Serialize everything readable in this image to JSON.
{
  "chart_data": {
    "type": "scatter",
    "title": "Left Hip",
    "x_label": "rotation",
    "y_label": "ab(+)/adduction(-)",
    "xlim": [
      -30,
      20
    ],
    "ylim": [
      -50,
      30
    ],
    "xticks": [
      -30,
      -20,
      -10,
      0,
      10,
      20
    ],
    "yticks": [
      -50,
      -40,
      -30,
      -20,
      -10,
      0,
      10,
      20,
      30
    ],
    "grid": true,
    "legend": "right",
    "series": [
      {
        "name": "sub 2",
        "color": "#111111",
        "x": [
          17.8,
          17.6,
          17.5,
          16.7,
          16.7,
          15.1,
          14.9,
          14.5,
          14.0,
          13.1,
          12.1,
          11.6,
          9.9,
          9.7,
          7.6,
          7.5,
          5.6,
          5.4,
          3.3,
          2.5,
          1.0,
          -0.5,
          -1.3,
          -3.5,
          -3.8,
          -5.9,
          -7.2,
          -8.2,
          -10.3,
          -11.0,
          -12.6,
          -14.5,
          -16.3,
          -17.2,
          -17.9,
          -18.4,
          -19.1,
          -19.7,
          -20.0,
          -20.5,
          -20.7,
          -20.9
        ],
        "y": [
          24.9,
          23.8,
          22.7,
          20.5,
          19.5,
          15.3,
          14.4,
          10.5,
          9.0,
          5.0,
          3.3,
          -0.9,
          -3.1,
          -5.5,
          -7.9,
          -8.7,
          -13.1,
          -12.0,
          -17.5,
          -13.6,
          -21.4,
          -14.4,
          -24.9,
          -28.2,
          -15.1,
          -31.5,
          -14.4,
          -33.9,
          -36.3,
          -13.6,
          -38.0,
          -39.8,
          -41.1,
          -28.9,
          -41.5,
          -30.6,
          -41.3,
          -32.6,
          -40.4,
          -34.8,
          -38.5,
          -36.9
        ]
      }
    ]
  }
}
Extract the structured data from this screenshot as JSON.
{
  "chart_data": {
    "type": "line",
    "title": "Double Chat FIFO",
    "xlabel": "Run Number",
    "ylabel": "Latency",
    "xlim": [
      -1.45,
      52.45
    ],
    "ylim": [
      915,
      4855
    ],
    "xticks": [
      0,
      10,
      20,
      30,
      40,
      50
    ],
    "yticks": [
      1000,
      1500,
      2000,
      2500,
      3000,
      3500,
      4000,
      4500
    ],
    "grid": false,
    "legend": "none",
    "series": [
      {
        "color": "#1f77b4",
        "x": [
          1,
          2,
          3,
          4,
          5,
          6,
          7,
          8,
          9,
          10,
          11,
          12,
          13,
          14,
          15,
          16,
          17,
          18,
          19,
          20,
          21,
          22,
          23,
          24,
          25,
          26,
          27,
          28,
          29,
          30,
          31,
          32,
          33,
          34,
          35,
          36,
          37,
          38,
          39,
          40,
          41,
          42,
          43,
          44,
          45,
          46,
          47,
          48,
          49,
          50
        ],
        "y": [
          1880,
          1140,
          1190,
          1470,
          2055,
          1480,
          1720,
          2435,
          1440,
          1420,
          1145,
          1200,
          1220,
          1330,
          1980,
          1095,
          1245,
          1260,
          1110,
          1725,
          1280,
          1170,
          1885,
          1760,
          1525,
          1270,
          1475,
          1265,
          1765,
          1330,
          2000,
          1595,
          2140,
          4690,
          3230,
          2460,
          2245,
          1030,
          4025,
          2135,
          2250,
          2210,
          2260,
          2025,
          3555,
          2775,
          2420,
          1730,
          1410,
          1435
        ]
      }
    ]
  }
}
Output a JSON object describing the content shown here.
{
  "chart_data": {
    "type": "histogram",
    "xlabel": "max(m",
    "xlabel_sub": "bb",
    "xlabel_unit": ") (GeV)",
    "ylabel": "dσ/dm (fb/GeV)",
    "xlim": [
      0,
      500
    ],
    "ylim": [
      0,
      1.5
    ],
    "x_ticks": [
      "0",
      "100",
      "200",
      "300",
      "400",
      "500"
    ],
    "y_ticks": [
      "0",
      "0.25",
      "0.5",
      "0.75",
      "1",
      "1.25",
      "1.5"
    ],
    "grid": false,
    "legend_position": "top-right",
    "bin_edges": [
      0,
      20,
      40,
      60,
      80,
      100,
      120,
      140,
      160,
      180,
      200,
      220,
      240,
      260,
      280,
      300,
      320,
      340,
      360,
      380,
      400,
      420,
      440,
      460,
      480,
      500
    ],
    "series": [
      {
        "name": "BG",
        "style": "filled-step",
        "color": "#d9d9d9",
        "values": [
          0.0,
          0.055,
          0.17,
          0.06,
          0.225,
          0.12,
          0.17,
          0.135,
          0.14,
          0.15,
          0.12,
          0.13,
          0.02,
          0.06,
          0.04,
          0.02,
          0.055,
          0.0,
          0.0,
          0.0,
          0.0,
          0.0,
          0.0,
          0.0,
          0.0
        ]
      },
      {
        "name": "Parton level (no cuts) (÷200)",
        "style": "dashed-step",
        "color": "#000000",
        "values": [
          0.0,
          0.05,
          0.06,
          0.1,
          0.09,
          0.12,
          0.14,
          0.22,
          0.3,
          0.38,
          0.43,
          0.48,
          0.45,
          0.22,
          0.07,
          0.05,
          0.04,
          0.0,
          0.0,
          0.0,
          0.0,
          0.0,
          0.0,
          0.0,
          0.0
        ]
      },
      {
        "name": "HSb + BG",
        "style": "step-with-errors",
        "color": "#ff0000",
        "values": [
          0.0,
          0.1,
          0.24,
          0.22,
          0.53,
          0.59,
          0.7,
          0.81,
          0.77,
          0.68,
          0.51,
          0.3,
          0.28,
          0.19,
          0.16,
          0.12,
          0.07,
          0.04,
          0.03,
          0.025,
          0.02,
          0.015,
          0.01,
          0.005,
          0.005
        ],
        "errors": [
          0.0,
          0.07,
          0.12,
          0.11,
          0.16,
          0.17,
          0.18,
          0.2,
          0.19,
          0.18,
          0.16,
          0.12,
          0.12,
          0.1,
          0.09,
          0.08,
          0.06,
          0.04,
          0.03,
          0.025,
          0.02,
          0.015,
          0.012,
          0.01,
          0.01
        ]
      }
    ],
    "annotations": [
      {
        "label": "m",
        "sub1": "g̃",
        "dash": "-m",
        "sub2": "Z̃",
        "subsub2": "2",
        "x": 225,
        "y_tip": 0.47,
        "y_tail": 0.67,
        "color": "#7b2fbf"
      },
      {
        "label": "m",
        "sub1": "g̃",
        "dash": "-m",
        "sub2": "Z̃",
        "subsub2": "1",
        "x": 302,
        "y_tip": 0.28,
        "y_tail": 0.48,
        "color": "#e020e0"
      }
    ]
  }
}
# # #
▶ **WORK INSTRUCTIONS**
Output every record above exactly as it appears.

▶ **OUTPUT FOR THIS EXERCISE**
Serialize everything readable in this image to JSON.
{
  "chart_data": {
    "type": "scatter",
    "title": "Left Hip",
    "x_label": "rotation",
    "y_label": "ab(+)/adduction(-)",
    "xlim": [
      -30,
      20
    ],
    "ylim": [
      -50,
      30
    ],
    "xticks": [
      -30,
      -20,
      -10,
      0,
      10,
      20
    ],
    "yticks": [
      -50,
      -40,
      -30,
      -20,
      -10,
      0,
      10,
      20,
      30
    ],
    "grid": true,
    "legend": "right",
    "series": [
      {
        "name": "sub 2",
        "color": "#111111",
        "x": [
          17.8,
          17.6,
          17.5,
          16.7,
          16.7,
          15.1,
          14.9,
          14.5,
          14.0,
          13.1,
          12.1,
          11.6,
          9.9,
          9.7,
          7.6,
          7.5,
          5.6,
          5.4,
          3.3,
          2.5,
          1.0,
          -0.5,
          -1.3,
          -3.5,
          -3.8,
          -5.9,
          -7.2,
          -8.2,
          -10.3,
          -11.0,
          -12.6,
          -14.5,
          -16.3,
          -17.2,
          -17.9,
          -18.4,
          -19.1,
          -19.7,
          -20.0,
          -20.5,
          -20.7,
          -20.9
        ],
        "y": [
          24.9,
          23.8,
          22.7,
          20.5,
          19.5,
          15.3,
          14.4,
          10.5,
          9.0,
          5.0,
          3.3,
          -0.9,
          -3.1,
          -5.5,
          -7.9,
          -8.7,
          -13.1,
          -12.0,
          -17.5,
          -13.6,
          -21.4,
          -14.4,
          -24.9,
          -28.2,
          -15.1,
          -31.5,
          -14.4,
          -33.9,
          -36.3,
          -13.6,
          -38.0,
          -39.8,
          -41.1,
          -28.9,
          -41.5,
          -30.6,
          -41.3,
          -32.6,
          -40.4,
          -34.8,
          -38.5,
          -36.9
        ]
      }
    ]
  }
}
Extract the structured data from this screenshot as JSON.
{
  "chart_data": {
    "type": "line",
    "title": "Double Chat FIFO",
    "xlabel": "Run Number",
    "ylabel": "Latency",
    "xlim": [
      -1.45,
      52.45
    ],
    "ylim": [
      915,
      4855
    ],
    "xticks": [
      0,
      10,
      20,
      30,
      40,
      50
    ],
    "yticks": [
      1000,
      1500,
      2000,
      2500,
      3000,
      3500,
      4000,
      4500
    ],
    "grid": false,
    "legend": "none",
    "series": [
      {
        "color": "#1f77b4",
        "x": [
          1,
          2,
          3,
          4,
          5,
          6,
          7,
          8,
          9,
          10,
          11,
          12,
          13,
          14,
          15,
          16,
          17,
          18,
          19,
          20,
          21,
          22,
          23,
          24,
          25,
          26,
          27,
          28,
          29,
          30,
          31,
          32,
          33,
          34,
          35,
          36,
          37,
          38,
          39,
          40,
          41,
          42,
          43,
          44,
          45,
          46,
          47,
          48,
          49,
          50
        ],
        "y": [
          1880,
          1140,
          1190,
          1470,
          2055,
          1480,
          1720,
          2435,
          1440,
          1420,
          1145,
          1200,
          1220,
          1330,
          1980,
          1095,
          1245,
          1260,
          1110,
          1725,
          1280,
          1170,
          1885,
          1760,
          1525,
          1270,
          1475,
          1265,
          1765,
          1330,
          2000,
          1595,
          2140,
          4690,
          3230,
          2460,
          2245,
          1030,
          4025,
          2135,
          2250,
          2210,
          2260,
          2025,
          3555,
          2775,
          2420,
          1730,
          1410,
          1435
        ]
      }
    ]
  }
}
Output a JSON object describing the content shown here.
{
  "chart_data": {
    "type": "histogram",
    "xlabel": "max(m",
    "xlabel_sub": "bb",
    "xlabel_unit": ") (GeV)",
    "ylabel": "dσ/dm (fb/GeV)",
    "xlim": [
      0,
      500
    ],
    "ylim": [
      0,
      1.5
    ],
    "x_ticks": [
      "0",
      "100",
      "200",
      "300",
      "400",
      "500"
    ],
    "y_ticks": [
      "0",
      "0.25",
      "0.5",
      "0.75",
      "1",
      "1.25",
      "1.5"
    ],
    "grid": false,
    "legend_position": "top-right",
    "bin_edges": [
      0,
      20,
      40,
      60,
      80,
      100,
      120,
      140,
      160,
      180,
      200,
      220,
      240,
      260,
      280,
      300,
      320,
      340,
      360,
      380,
      400,
      420,
      440,
      460,
      480,
      500
    ],
    "series": [
      {
        "name": "BG",
        "style": "filled-step",
        "color": "#d9d9d9",
        "values": [
          0.0,
          0.055,
          0.17,
          0.06,
          0.225,
          0.12,
          0.17,
          0.135,
          0.14,
          0.15,
          0.12,
          0.13,
          0.02,
          0.06,
          0.04,
          0.02,
          0.055,
          0.0,
          0.0,
          0.0,
          0.0,
          0.0,
          0.0,
          0.0,
          0.0
        ]
      },
      {
        "name": "Parton level (no cuts) (÷200)",
        "style": "dashed-step",
        "color": "#000000",
        "values": [
          0.0,
          0.05,
          0.06,
          0.1,
          0.09,
          0.12,
          0.14,
          0.22,
          0.3,
          0.38,
          0.43,
          0.48,
          0.45,
          0.22,
          0.07,
          0.05,
          0.04,
          0.0,
          0.0,
          0.0,
          0.0,
          0.0,
          0.0,
          0.0,
          0.0
        ]
      },
      {
        "name": "HSb + BG",
        "style": "step-with-errors",
        "color": "#ff0000",
        "values": [
          0.0,
          0.1,
          0.24,
          0.22,
          0.53,
          0.59,
          0.7,
          0.81,
          0.77,
          0.68,
          0.51,
          0.3,
          0.28,
          0.19,
          0.16,
          0.12,
          0.07,
          0.04,
          0.03,
          0.025,
          0.02,
          0.015,
          0.01,
          0.005,
          0.005
        ],
        "errors": [
          0.0,
          0.07,
          0.12,
          0.11,
          0.16,
          0.17,
          0.18,
          0.2,
          0.19,
          0.18,
          0.16,
          0.12,
          0.12,
          0.1,
          0.09,
          0.08,
          0.06,
          0.04,
          0.03,
          0.025,
          0.02,
          0.015,
          0.012,
          0.01,
          0.01
        ]
      }
    ],
    "annotations": [
      {
        "label": "m",
        "sub1": "g̃",
        "dash": "-m",
        "sub2": "Z̃",
        "subsub2": "2",
        "x": 225,
        "y_tip": 0.47,
        "y_tail": 0.67,
        "color": "#7b2fbf"
      },
      {
        "label": "m",
        "sub1": "g̃",
        "dash": "-m",
        "sub2": "Z̃",
        "subsub2": "1",
        "x": 302,
        "y_tip": 0.28,
        "y_tail": 0.48,
        "color": "#e020e0"
      }
    ]
  }
}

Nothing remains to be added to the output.